• PROBLEM REQUIREMENTS
Collect every line below that contains the word "outgoing".

————

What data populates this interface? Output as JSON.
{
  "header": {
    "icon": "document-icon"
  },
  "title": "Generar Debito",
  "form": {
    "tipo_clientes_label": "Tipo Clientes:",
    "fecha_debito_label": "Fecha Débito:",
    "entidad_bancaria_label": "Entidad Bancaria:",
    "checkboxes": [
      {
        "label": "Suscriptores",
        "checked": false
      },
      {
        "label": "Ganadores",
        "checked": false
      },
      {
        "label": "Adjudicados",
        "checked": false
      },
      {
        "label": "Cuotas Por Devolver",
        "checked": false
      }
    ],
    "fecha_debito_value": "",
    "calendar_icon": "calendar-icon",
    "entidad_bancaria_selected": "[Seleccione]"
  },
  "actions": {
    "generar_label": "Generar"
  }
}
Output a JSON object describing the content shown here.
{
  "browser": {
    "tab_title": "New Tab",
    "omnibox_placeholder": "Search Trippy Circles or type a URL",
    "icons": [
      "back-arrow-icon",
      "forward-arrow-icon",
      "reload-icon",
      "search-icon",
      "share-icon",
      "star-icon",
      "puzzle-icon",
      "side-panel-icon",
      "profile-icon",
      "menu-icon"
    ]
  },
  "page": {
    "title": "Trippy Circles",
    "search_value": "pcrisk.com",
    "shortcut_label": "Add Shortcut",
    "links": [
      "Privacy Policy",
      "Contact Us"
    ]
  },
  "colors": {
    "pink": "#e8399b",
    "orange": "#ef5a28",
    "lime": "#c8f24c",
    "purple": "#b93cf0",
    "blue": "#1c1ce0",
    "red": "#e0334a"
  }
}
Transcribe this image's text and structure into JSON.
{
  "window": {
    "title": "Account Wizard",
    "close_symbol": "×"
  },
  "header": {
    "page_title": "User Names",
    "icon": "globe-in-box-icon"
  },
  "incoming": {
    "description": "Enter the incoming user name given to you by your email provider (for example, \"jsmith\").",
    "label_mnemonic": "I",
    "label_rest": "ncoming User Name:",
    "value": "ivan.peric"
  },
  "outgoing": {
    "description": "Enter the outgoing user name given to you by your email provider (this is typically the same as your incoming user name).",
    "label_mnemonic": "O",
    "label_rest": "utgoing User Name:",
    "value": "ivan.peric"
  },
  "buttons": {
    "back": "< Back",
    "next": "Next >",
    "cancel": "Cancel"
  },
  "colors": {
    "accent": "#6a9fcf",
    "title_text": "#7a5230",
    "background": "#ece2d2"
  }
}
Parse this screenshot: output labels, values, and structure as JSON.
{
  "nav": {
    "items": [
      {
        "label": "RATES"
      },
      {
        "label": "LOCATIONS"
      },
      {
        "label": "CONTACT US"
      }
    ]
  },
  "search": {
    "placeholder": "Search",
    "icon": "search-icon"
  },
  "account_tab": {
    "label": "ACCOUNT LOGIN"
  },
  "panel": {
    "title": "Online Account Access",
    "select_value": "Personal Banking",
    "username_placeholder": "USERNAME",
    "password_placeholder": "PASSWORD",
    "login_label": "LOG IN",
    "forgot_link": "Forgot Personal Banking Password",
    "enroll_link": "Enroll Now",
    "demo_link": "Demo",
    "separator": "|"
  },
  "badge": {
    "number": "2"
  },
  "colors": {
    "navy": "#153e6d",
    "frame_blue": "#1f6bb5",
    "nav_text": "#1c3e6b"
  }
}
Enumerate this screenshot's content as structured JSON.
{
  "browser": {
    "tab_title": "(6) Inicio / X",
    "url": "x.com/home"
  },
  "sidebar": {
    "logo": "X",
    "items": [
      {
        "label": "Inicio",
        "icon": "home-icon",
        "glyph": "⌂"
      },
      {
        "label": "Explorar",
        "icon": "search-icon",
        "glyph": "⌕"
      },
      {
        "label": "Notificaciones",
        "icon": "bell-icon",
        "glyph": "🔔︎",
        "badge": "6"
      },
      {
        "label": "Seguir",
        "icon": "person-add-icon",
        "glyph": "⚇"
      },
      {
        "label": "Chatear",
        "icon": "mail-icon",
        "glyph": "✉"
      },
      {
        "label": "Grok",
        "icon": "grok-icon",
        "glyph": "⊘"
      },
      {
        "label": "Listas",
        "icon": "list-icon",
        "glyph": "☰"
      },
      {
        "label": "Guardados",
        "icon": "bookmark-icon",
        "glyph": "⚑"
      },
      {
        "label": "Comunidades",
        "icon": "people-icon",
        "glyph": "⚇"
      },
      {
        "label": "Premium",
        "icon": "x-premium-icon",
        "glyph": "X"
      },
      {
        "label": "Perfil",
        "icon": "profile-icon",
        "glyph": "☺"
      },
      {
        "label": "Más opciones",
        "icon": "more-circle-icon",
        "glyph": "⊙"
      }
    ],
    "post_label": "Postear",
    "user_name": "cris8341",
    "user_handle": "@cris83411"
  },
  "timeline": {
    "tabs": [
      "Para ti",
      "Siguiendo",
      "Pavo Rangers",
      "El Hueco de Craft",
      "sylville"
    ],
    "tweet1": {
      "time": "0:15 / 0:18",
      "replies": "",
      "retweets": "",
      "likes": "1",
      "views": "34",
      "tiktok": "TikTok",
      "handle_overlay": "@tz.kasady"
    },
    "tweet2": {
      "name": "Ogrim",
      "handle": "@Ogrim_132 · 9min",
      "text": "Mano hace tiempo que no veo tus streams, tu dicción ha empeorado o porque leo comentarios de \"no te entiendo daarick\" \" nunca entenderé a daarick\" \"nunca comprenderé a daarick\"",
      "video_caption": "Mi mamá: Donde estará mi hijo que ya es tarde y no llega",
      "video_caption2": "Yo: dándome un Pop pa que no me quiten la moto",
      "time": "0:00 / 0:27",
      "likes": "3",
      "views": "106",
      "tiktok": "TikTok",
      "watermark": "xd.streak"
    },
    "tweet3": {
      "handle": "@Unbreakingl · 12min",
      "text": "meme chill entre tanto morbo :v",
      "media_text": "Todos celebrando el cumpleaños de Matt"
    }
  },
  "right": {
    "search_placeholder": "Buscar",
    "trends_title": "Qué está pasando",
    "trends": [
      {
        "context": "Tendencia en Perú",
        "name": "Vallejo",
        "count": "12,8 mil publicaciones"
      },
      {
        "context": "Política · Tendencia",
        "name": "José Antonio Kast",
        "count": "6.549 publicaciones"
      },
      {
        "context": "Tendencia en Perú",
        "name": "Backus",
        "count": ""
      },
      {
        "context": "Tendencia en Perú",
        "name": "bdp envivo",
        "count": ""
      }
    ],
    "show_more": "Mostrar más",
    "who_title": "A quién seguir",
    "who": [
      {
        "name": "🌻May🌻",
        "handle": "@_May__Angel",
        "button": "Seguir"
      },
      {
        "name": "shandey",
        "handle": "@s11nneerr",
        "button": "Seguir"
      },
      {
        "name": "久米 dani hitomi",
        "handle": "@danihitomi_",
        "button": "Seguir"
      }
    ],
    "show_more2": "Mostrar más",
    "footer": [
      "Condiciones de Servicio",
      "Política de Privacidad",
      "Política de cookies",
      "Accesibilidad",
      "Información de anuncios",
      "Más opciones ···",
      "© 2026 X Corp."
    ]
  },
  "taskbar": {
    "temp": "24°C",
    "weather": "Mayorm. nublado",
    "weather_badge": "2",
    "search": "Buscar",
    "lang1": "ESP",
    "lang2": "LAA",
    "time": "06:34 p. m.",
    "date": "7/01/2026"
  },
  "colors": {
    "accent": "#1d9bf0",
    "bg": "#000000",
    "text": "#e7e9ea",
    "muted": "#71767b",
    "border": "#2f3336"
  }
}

————

• OUTPUT OF THE TASK
  "outgoing": {
    "description": "Enter the outgoing user name given to you by your email provider (this is typically the same as your incoming user name).",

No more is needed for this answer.